> _EXTRACTED ENTRIES_
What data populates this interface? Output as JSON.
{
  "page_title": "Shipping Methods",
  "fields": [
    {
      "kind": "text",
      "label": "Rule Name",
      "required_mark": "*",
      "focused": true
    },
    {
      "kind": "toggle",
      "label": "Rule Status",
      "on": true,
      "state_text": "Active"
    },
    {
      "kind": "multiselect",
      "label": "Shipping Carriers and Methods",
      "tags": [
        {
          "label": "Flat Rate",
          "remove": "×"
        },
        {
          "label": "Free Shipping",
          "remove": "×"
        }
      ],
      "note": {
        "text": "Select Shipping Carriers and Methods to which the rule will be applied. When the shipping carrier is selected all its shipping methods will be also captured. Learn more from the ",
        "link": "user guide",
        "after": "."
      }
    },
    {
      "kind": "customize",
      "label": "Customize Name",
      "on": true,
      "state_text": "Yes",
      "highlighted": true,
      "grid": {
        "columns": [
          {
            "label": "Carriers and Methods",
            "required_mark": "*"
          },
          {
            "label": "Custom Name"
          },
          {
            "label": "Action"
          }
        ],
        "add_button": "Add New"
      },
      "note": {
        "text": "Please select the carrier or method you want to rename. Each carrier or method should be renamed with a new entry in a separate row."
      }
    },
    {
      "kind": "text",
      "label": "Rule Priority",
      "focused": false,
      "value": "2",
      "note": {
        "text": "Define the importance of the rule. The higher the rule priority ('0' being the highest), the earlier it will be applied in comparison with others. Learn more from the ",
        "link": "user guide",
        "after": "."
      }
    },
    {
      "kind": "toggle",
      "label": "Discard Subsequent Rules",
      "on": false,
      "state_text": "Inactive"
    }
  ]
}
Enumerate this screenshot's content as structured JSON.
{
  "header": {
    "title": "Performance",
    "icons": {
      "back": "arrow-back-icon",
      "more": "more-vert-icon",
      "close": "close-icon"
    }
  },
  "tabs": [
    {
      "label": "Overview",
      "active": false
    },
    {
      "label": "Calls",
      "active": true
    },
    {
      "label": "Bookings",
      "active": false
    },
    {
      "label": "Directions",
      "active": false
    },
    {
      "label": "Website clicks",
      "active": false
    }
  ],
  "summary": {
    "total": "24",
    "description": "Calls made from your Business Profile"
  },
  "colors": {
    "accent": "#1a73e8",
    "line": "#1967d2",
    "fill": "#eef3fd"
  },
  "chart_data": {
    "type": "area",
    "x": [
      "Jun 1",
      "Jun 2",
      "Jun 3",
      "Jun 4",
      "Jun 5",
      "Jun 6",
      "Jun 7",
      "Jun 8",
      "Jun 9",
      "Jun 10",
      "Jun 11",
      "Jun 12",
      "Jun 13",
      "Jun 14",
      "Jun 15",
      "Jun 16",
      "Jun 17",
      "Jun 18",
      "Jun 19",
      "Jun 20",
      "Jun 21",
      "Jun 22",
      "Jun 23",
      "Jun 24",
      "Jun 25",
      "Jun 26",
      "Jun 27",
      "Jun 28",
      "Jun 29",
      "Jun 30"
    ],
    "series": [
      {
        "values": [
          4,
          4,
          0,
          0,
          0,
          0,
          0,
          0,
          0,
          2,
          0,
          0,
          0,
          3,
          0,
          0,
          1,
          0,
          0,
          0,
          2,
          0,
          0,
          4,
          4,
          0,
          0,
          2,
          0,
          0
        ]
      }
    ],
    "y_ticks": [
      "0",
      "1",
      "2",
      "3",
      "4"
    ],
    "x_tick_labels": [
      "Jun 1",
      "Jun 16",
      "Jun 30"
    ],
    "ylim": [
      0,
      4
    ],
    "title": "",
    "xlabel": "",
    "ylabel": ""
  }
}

> _REQUIREMENT_
Output every record above exactly as it appears.

> _CORRECT RESPONSE_
What data populates this interface? Output as JSON.
{
  "page_title": "Shipping Methods",
  "fields": [
    {
      "kind": "text",
      "label": "Rule Name",
      "required_mark": "*",
      "focused": true
    },
    {
      "kind": "toggle",
      "label": "Rule Status",
      "on": true,
      "state_text": "Active"
    },
    {
      "kind": "multiselect",
      "label": "Shipping Carriers and Methods",
      "tags": [
        {
          "label": "Flat Rate",
          "remove": "×"
        },
        {
          "label": "Free Shipping",
          "remove": "×"
        }
      ],
      "note": {
        "text": "Select Shipping Carriers and Methods to which the rule will be applied. When the shipping carrier is selected all its shipping methods will be also captured. Learn more from the ",
        "link": "user guide",
        "after": "."
      }
    },
    {
      "kind": "customize",
      "label": "Customize Name",
      "on": true,
      "state_text": "Yes",
      "highlighted": true,
      "grid": {
        "columns": [
          {
            "label": "Carriers and Methods",
            "required_mark": "*"
          },
          {
            "label": "Custom Name"
          },
          {
            "label": "Action"
          }
        ],
        "add_button": "Add New"
      },
      "note": {
        "text": "Please select the carrier or method you want to rename. Each carrier or method should be renamed with a new entry in a separate row."
      }
    },
    {
      "kind": "text",
      "label": "Rule Priority",
      "focused": false,
      "value": "2",
      "note": {
        "text": "Define the importance of the rule. The higher the rule priority ('0' being the highest), the earlier it will be applied in comparison with others. Learn more from the ",
        "link": "user guide",
        "after": "."
      }
    },
    {
      "kind": "toggle",
      "label": "Discard Subsequent Rules",
      "on": false,
      "state_text": "Inactive"
    }
  ]
}
Enumerate this screenshot's content as structured JSON.
{
  "header": {
    "title": "Performance",
    "icons": {
      "back": "arrow-back-icon",
      "more": "more-vert-icon",
      "close": "close-icon"
    }
  },
  "tabs": [
    {
      "label": "Overview",
      "active": false
    },
    {
      "label": "Calls",
      "active": true
    },
    {
      "label": "Bookings",
      "active": false
    },
    {
      "label": "Directions",
      "active": false
    },
    {
      "label": "Website clicks",
      "active": false
    }
  ],
  "summary": {
    "total": "24",
    "description": "Calls made from your Business Profile"
  },
  "colors": {
    "accent": "#1a73e8",
    "line": "#1967d2",
    "fill": "#eef3fd"
  },
  "chart_data": {
    "type": "area",
    "x": [
      "Jun 1",
      "Jun 2",
      "Jun 3",
      "Jun 4",
      "Jun 5",
      "Jun 6",
      "Jun 7",
      "Jun 8",
      "Jun 9",
      "Jun 10",
      "Jun 11",
      "Jun 12",
      "Jun 13",
      "Jun 14",
      "Jun 15",
      "Jun 16",
      "Jun 17",
      "Jun 18",
      "Jun 19",
      "Jun 20",
      "Jun 21",
      "Jun 22",
      "Jun 23",
      "Jun 24",
      "Jun 25",
      "Jun 26",
      "Jun 27",
      "Jun 28",
      "Jun 29",
      "Jun 30"
    ],
    "series": [
      {
        "values": [
          4,
          4,
          0,
          0,
          0,
          0,
          0,
          0,
          0,
          2,
          0,
          0,
          0,
          3,
          0,
          0,
          1,
          0,
          0,
          0,
          2,
          0,
          0,
          4,
          4,
          0,
          0,
          2,
          0,
          0
        ]
      }
    ],
    "y_ticks": [
      "0",
      "1",
      "2",
      "3",
      "4"
    ],
    "x_tick_labels": [
      "Jun 1",
      "Jun 16",
      "Jun 30"
    ],
    "ylim": [
      0,
      4
    ],
    "title": "",
    "xlabel": "",
    "ylabel": ""
  }
}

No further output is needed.